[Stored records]
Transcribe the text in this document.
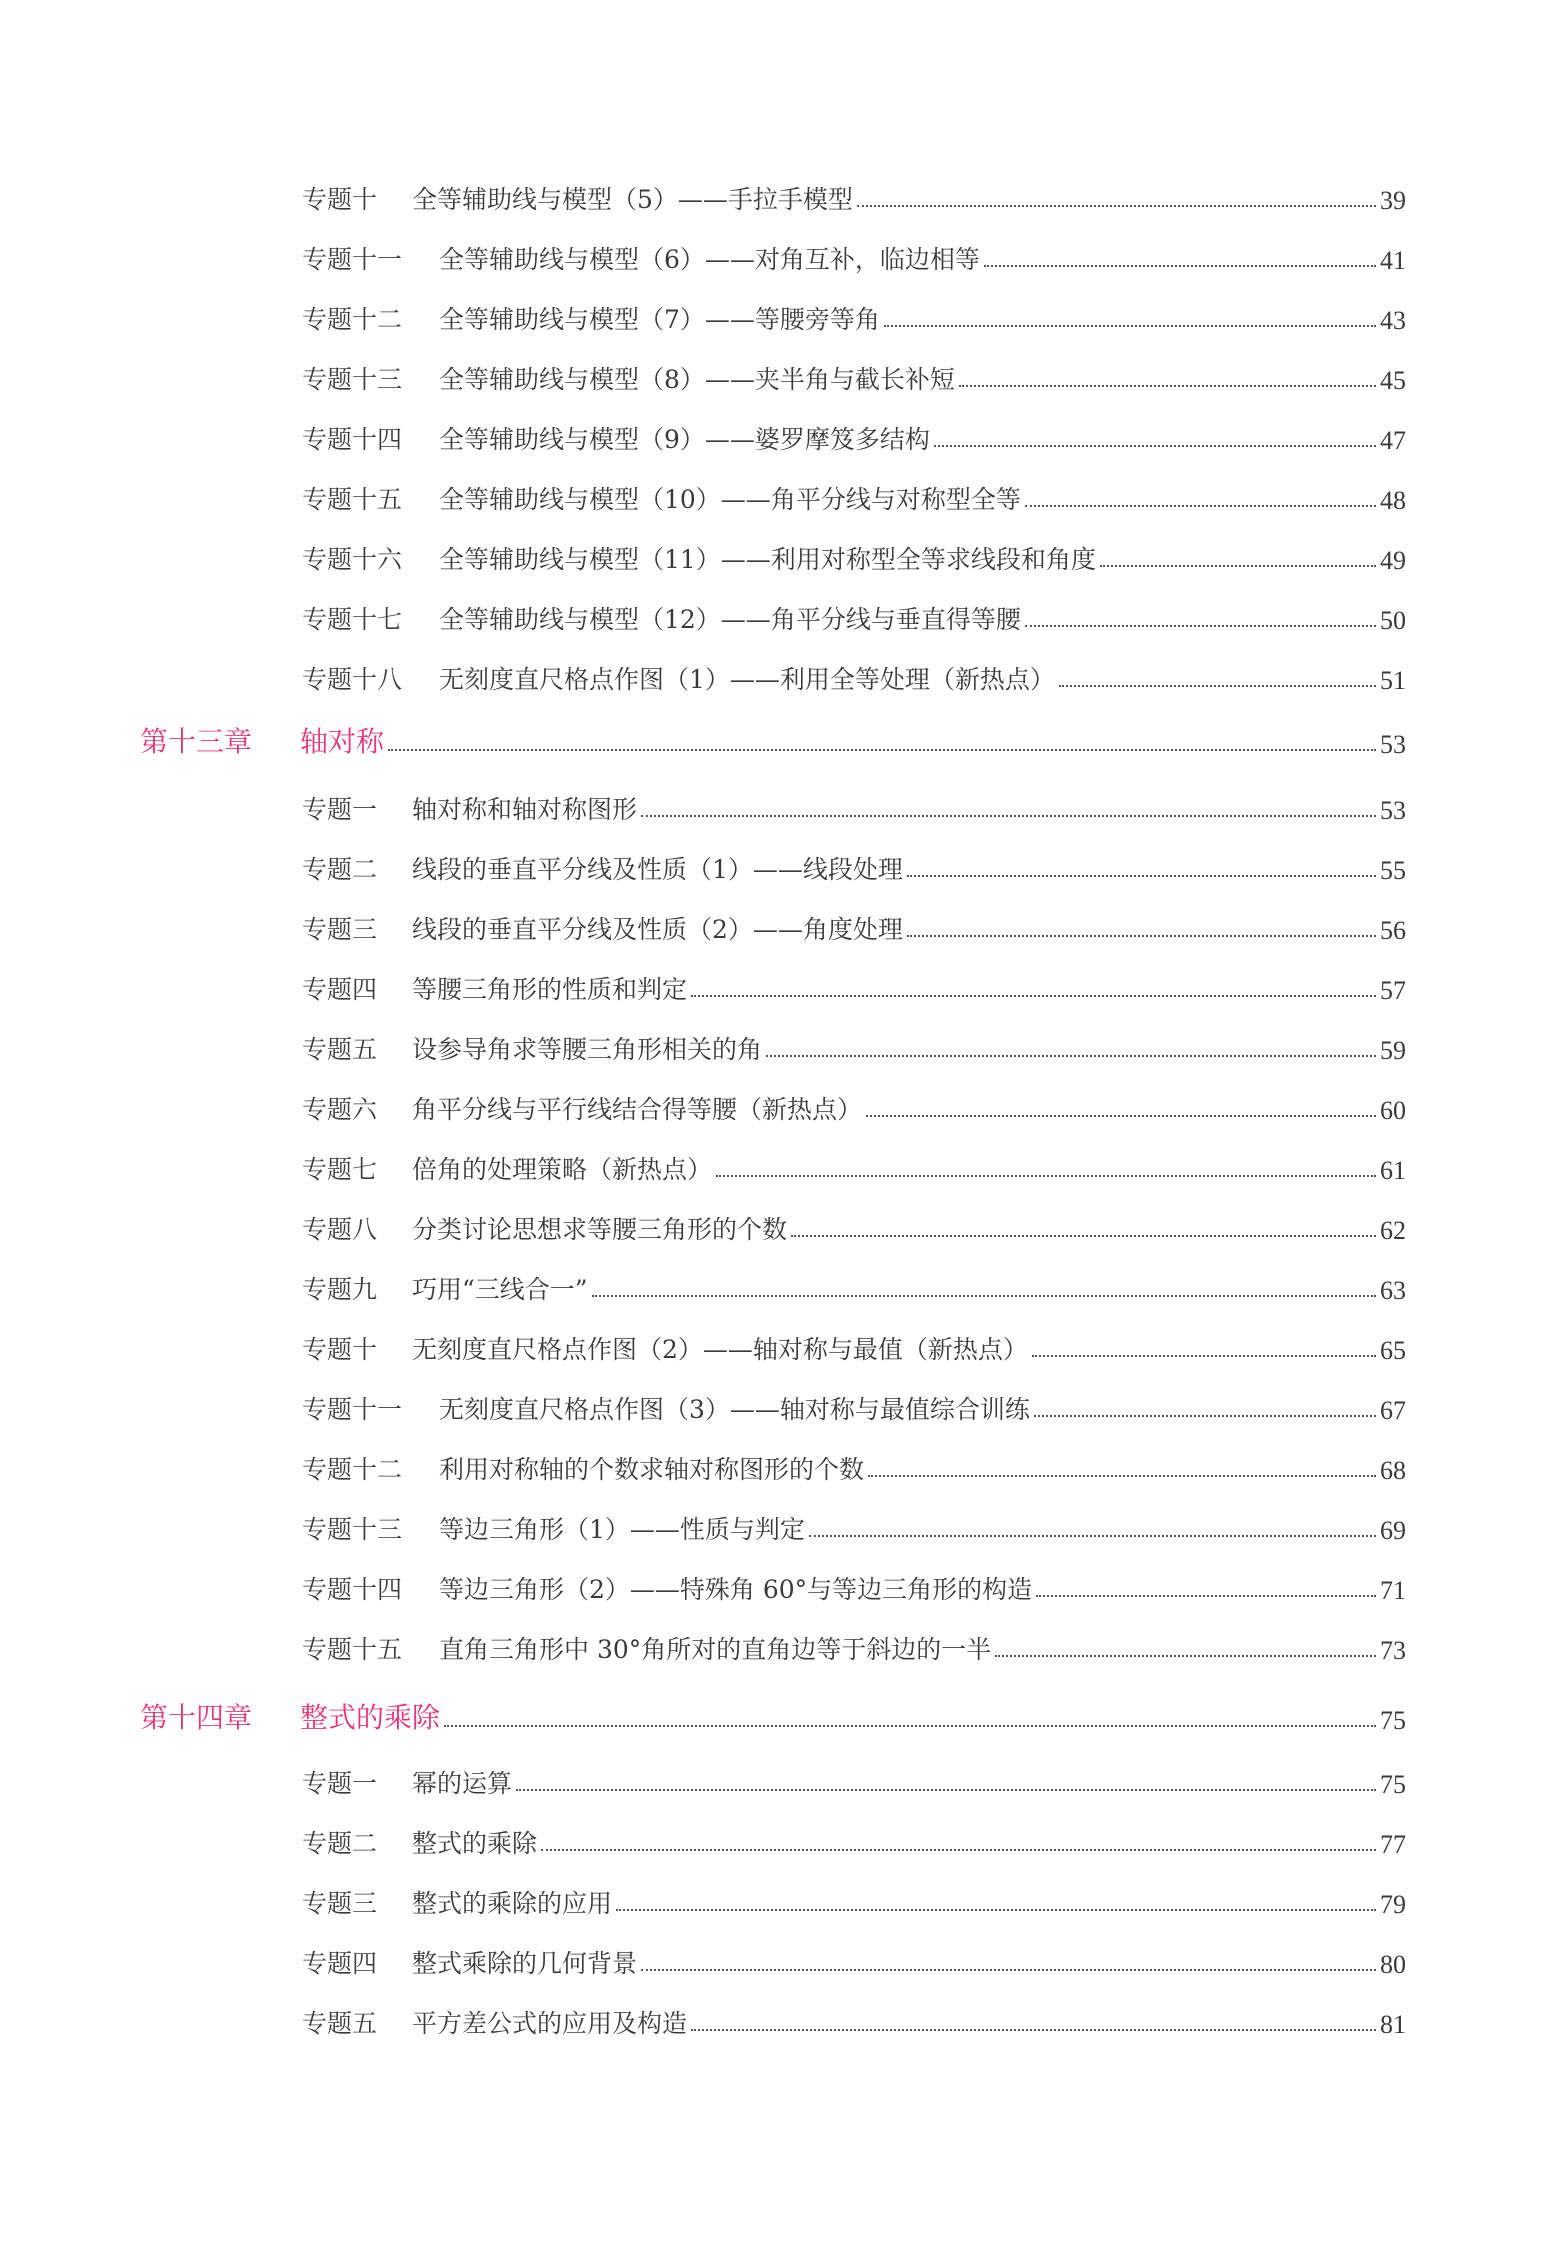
专题十	全等辅助线与模型（5）——手拉手模型	39
专题十一	全等辅助线与模型（6）——对角互补，临边相等	41
专题十二	全等辅助线与模型（7）——等腰旁等角	43
专题十三	全等辅助线与模型（8）——夹半角与截长补短	45
专题十四	全等辅助线与模型（9）——婆罗摩笈多结构	47
专题十五	全等辅助线与模型（10）——角平分线与对称型全等	48
专题十六	全等辅助线与模型（11）——利用对称型全等求线段和角度	49
专题十七	全等辅助线与模型（12）——角平分线与垂直得等腰	50
专题十八	无刻度直尺格点作图（1）——利用全等处理（新热点）	51
第十三章	轴对称	53
专题一	轴对称和轴对称图形	53
专题二	线段的垂直平分线及性质（1）——线段处理	55
专题三	线段的垂直平分线及性质（2）——角度处理	56
专题四	等腰三角形的性质和判定	57
专题五	设参导角求等腰三角形相关的角	59
专题六	角平分线与平行线结合得等腰（新热点）	60
专题七	倍角的处理策略（新热点）	61
专题八	分类讨论思想求等腰三角形的个数	62
专题九	巧用“三线合一”	63
专题十	无刻度直尺格点作图（2）——轴对称与最值（新热点）	65
专题十一	无刻度直尺格点作图（3）——轴对称与最值综合训练	67
专题十二	利用对称轴的个数求轴对称图形的个数	68
专题十三	等边三角形（1）——性质与判定	69
专题十四	等边三角形（2）——特殊角 60°与等边三角形的构造	71
专题十五	直角三角形中 30°角所对的直角边等于斜边的一半	73
第十四章	整式的乘除	75
专题一	幂的运算	75
专题二	整式的乘除	77
专题三	整式的乘除的应用	79
专题四	整式乘除的几何背景	80
专题五	平方差公式的应用及构造	81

**WRITTEN PROBLEM:**
Print the listing above in full, exactly as written. Omit any pictures.

**SOLVED PROBLEM:**
Transcribe the text in this document.
专题十	全等辅助线与模型（5）——手拉手模型	39
专题十一	全等辅助线与模型（6）——对角互补，临边相等	41
专题十二	全等辅助线与模型（7）——等腰旁等角	43
专题十三	全等辅助线与模型（8）——夹半角与截长补短	45
专题十四	全等辅助线与模型（9）——婆罗摩笈多结构	47
专题十五	全等辅助线与模型（10）——角平分线与对称型全等	48
专题十六	全等辅助线与模型（11）——利用对称型全等求线段和角度	49
专题十七	全等辅助线与模型（12）——角平分线与垂直得等腰	50
专题十八	无刻度直尺格点作图（1）——利用全等处理（新热点）	51
第十三章	轴对称	53
专题一	轴对称和轴对称图形	53
专题二	线段的垂直平分线及性质（1）——线段处理	55
专题三	线段的垂直平分线及性质（2）——角度处理	56
专题四	等腰三角形的性质和判定	57
专题五	设参导角求等腰三角形相关的角	59
专题六	角平分线与平行线结合得等腰（新热点）	60
专题七	倍角的处理策略（新热点）	61
专题八	分类讨论思想求等腰三角形的个数	62
专题九	巧用“三线合一”	63
专题十	无刻度直尺格点作图（2）——轴对称与最值（新热点）	65
专题十一	无刻度直尺格点作图（3）——轴对称与最值综合训练	67
专题十二	利用对称轴的个数求轴对称图形的个数	68
专题十三	等边三角形（1）——性质与判定	69
专题十四	等边三角形（2）——特殊角 60°与等边三角形的构造	71
专题十五	直角三角形中 30°角所对的直角边等于斜边的一半	73
第十四章	整式的乘除	75
专题一	幂的运算	75
专题二	整式的乘除	77
专题三	整式的乘除的应用	79
专题四	整式乘除的几何背景	80
专题五	平方差公式的应用及构造	81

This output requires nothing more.